* **Stated exercise**: In the entries below, find every line holding the string "status" and collect it.

* **Record excerpts**:
——

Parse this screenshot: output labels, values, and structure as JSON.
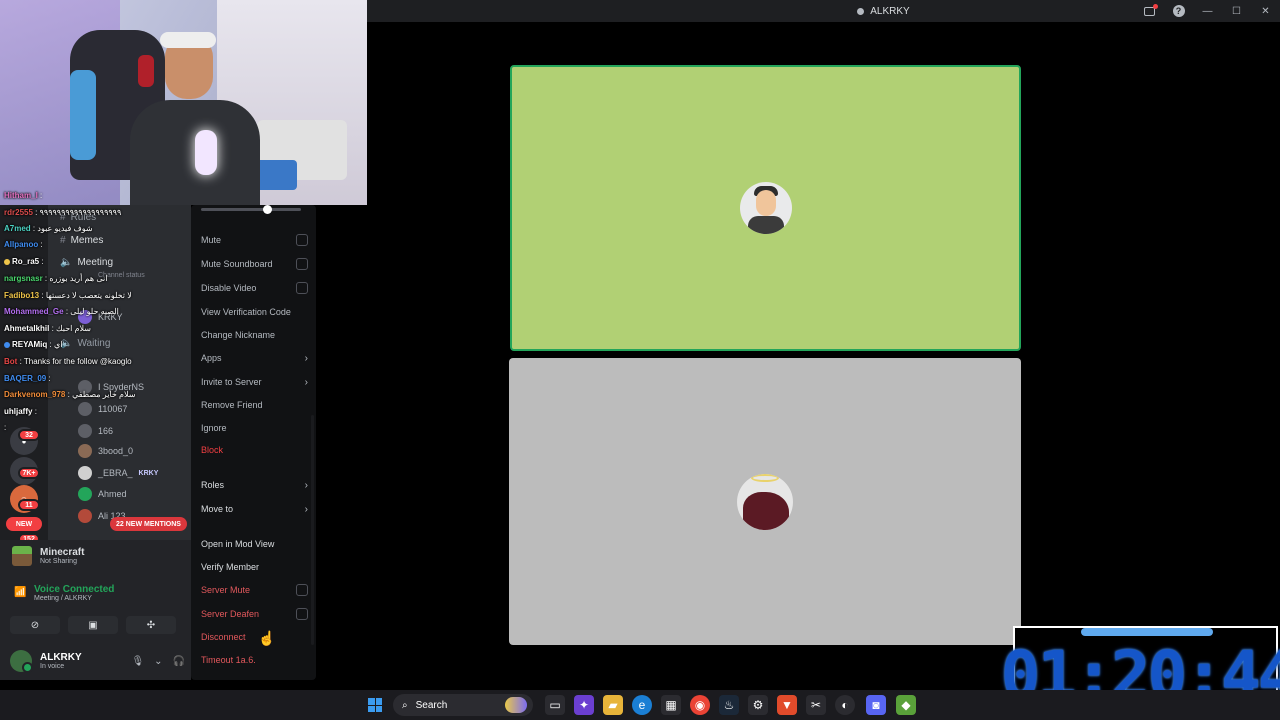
{
  "window": {
    "title": "ALKRKY"
  },
  "chat": [
    {
      "user": "Hitham_I",
      "msg": ":",
      "color": "#e26fbf"
    },
    {
      "user": "rdr2555",
      "msg": ": ٩٩٩٩٩٩٩٩٩٩٩٩٩٩٩٩٩٩٩",
      "color": "#d94b4b"
    },
    {
      "user": "A7med",
      "msg": ": شوف فيديو عبود",
      "color": "#4bd1c2"
    },
    {
      "user": "Allpanoo",
      "msg": ":",
      "color": "#3f8cf0"
    },
    {
      "user": "Ro_ra5",
      "msg": ":",
      "color": "#ffffff"
    },
    {
      "user": "nargsnasr",
      "msg": ": انی هم أريد بوزره",
      "color": "#4ad66d"
    },
    {
      "user": "Fadibo13",
      "msg": ": لا تخلونه يتعصب لا دعستها",
      "color": "#f0c54a"
    },
    {
      "user": "Mohammed_Ge",
      "msg": ": الصبه حلو ليلى",
      "color": "#b36ff0"
    },
    {
      "user": "Ahmetalkhil",
      "msg": ": سلام احبك",
      "color": "#ffffff"
    },
    {
      "user": "REYAMiq",
      "msg": ": اي",
      "color": "#ffffff"
    },
    {
      "user": "Bot",
      "msg": ": Thanks for the follow @kaoglo",
      "color": "#e84848"
    },
    {
      "user": "BAQER_09",
      "msg": ":",
      "color": "#3f8cf0"
    },
    {
      "user": "Darkvenom_978",
      "msg": ": سلام خاير مصطفي",
      "color": "#f08c3a"
    },
    {
      "user": "uhljaffy",
      "msg": ":",
      "color": "#ffffff"
    },
    {
      "user": "",
      "msg": ":",
      "color": "#4bd1c2"
    }
  ],
  "channels": {
    "rules": "Rules",
    "memes": "Memes",
    "meeting": "Meeting",
    "meeting_status": "Channel status",
    "waiting": "Waiting"
  },
  "voice_users": [
    {
      "name": "KRKY",
      "tag": ""
    },
    {
      "name": "I SpyderNS",
      "tag": ""
    },
    {
      "name": "110067",
      "tag": ""
    },
    {
      "name": "166",
      "tag": ""
    },
    {
      "name": "3bood_0",
      "tag": ""
    },
    {
      "name": "_EBRA_",
      "tag": "KRKY"
    },
    {
      "name": "Ahmed",
      "tag": ""
    },
    {
      "name": "Ali 123",
      "tag": ""
    }
  ],
  "guild_badges": [
    "32",
    "7K+",
    "11",
    "NEW",
    "152"
  ],
  "mentions_label": "22 NEW MENTIONS",
  "activity": {
    "title": "Minecraft",
    "sub": "Not Sharing"
  },
  "voice": {
    "title": "Voice Connected",
    "sub": "Meeting / ALKRKY"
  },
  "user": {
    "name": "ALKRKY",
    "status": "In voice"
  },
  "context_menu": {
    "mute": "Mute",
    "mute_soundboard": "Mute Soundboard",
    "disable_video": "Disable Video",
    "view_verification": "View Verification Code",
    "change_nickname": "Change Nickname",
    "apps": "Apps",
    "invite": "Invite to Server",
    "remove_friend": "Remove Friend",
    "ignore": "Ignore",
    "block": "Block",
    "roles": "Roles",
    "move_to": "Move to",
    "mod_view": "Open in Mod View",
    "verify_member": "Verify Member",
    "server_mute": "Server Mute",
    "server_deafen": "Server Deafen",
    "disconnect": "Disconnect",
    "timeout": "Timeout 1a.6."
  },
  "timer": "01:20:44",
  "taskbar": {
    "search_label": "Search"
  },
  "colors": {
    "speaking": "#23a55a",
    "danger": "#f23f42",
    "timer": "#1556c9"
  }
}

——

* **Worked answer**:
    "meeting_status": "Channel status",
    "status": "In voice"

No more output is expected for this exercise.